Given passage:
========================================================================

James Wannerton, president of the UK Synaesthesia Association, explains how the condition which "mixes the senses" affects his life.
He is speaking at a conference in Edinburgh where scientists and others with the condition are discussing the phenomenon.
For as long as I can remember, words, word sounds, musical instruments and certain ambient noises have produced involuntary bursts of taste on my tongue.
James gets a taste of Marmite when he sees Gordon Brown
Texture and temperature also feature in this experience which is with me 24 hours a day. My dreams also contain tastes, and I am unable to turn it off.
Although predominant during my formative years, I never considered these invasive sensations to be abnormal. Tasting words seemed as natural as breathing.
As I got older and more involved in the wider world, I found my word/taste associations having an increasing effect in my everyday life, subtly dictating the nature and course of my friendships, personal relationships, my education, my career, where I live, what I wear, what I read, the make and colour of car that I drive. The list is endless.
As a teenager, my developing interest in girls was heavily influenced by the tastes of their names, something which has led me up some disastrous paths over the years.
A girl's name was just as important as her looks and in some extreme cases, even her personality.
How shallow is that? I've constantly asked myself why girls with the sweetest tasting names quite often come with the sourest of temperaments.
Everyday tasks such as meeting people, general conversation, driving, shopping, or reading a newspaper, often pose an extra challenge.
I have concentration issues if a person I am listening to speaks slowly and has clear diction.

========================================================================

Provided records:
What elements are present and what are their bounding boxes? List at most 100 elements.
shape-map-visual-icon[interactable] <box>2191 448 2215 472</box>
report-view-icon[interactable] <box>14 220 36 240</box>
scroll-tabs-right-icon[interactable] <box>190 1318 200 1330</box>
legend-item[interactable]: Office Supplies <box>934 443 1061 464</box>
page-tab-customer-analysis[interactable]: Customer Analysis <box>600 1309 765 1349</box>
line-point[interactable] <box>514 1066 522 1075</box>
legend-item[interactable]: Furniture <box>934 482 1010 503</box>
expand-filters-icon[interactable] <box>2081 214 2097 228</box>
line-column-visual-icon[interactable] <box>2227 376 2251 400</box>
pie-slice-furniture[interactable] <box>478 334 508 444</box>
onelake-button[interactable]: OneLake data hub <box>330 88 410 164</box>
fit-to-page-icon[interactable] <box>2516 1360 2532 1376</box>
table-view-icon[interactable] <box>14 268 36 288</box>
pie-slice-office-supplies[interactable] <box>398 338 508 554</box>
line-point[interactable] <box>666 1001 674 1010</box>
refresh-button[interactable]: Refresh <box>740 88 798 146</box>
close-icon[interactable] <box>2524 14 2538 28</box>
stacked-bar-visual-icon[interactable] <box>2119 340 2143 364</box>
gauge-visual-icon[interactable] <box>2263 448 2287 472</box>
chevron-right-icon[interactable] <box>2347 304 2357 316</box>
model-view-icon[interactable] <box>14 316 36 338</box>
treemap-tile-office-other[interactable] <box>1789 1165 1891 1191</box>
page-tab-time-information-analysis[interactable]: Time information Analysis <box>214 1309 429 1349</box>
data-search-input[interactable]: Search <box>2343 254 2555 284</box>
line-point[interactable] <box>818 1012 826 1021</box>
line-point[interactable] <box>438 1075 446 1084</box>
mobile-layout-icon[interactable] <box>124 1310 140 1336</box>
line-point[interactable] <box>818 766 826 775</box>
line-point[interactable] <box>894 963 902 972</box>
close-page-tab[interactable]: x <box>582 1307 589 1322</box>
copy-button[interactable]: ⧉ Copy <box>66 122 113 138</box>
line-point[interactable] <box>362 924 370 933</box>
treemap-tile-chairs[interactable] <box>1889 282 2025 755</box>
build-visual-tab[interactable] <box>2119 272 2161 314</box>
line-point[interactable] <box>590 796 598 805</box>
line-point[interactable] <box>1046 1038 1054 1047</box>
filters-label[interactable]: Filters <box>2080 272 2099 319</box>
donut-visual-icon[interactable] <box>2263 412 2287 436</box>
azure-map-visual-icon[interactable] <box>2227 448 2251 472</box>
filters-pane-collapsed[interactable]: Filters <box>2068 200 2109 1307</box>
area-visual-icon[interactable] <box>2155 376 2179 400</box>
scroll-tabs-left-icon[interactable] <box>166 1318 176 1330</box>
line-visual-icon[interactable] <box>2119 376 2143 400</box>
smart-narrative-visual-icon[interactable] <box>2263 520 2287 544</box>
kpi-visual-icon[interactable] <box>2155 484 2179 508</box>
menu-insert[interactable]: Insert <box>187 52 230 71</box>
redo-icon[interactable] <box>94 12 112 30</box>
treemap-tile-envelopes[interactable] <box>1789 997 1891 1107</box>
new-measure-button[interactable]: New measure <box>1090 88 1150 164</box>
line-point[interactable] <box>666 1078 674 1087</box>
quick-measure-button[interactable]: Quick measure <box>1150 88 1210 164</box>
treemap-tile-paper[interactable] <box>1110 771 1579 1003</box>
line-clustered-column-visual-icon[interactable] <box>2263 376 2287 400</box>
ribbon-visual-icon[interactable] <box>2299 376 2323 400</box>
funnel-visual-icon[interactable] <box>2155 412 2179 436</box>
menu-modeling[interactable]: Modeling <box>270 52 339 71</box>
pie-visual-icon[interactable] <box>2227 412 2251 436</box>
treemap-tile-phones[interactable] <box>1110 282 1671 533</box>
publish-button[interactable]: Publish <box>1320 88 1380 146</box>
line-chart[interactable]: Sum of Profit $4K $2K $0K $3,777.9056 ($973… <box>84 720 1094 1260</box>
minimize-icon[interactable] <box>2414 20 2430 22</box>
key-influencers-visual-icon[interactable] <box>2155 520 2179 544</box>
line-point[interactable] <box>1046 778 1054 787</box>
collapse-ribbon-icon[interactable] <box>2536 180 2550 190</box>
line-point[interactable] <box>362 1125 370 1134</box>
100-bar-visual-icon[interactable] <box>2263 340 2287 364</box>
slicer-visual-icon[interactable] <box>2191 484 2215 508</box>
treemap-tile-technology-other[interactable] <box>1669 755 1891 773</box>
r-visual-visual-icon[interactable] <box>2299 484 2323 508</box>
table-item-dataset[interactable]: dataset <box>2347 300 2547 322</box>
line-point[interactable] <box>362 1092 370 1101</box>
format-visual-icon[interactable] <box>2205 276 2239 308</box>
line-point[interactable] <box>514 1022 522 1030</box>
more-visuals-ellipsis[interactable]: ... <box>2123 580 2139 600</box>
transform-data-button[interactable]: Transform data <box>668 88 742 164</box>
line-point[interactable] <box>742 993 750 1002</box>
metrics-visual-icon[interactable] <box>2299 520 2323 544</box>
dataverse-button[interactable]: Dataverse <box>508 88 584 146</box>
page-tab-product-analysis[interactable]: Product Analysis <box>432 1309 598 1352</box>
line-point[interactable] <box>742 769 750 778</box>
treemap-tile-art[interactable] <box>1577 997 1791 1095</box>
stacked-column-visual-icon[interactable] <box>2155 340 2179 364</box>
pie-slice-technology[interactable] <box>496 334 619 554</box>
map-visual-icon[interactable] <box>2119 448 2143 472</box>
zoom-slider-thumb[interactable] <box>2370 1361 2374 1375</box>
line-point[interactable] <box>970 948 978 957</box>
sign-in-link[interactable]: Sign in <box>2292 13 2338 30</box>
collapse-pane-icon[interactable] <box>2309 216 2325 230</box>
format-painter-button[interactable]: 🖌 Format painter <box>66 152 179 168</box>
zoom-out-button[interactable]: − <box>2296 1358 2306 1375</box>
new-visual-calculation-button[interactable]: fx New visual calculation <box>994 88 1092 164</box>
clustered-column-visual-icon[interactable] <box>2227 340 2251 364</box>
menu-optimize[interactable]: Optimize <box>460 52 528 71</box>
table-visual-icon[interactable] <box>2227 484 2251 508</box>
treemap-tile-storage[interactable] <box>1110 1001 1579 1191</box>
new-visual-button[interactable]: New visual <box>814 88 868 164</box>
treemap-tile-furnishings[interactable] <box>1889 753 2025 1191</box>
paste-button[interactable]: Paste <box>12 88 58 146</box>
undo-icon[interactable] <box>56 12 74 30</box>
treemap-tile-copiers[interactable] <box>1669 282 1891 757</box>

========================================================================

What this exercise asks:
1) In the synaesthesia account, what taste does James get when he sees Gordon Brown?
2) Write a continuation of the synaesthesia account that begins after its final sentence.

Your written answers:
1) He gets a taste of Marmite.

2)
At university, some lectures were a total waste of time.
I vividly remember once sitting through a two-hour economics lecture, having learnt very little about the Money Supply but having an intense craving for apples.
James said the condition helps him to remember things
Negotiating the taste of road sign information at the same time as processing the multifarious flavours of my surroundings often causes confusion and usually ends with me feeling hot and bothered in Burnley when I should have been in a cake shop in Eccles.
Eating out can be a surreal experience, especially if the menus are in a language other than English.
Thankfully, there is a plus side to all of this.
Music has a very pleasant added dimension and my taste sensations most certainly aid my memory recall.
If I see a face I can't immediately identify my mind goes through a process of using taste recollections to effectively apply a name to the face.
Whenever I see a picture of Tony Blair I instantly get the taste of desiccated coconut.
Gordon Brown leaves me with a very strong taste of dirt and Marmite, so he shouldn't count on getting my vote.
George Bush gives me a taste similar to the crusty potato bit on top of a cottage pie.
What is beyond doubt is that I would never consider the option of being cured, if ever such a thing were offered, although it would interest me to find out how my perceptions would be altered if I "lost" it for a day.
It is a fundamental part of who I am and has most certainly helped shape my concepts and personality.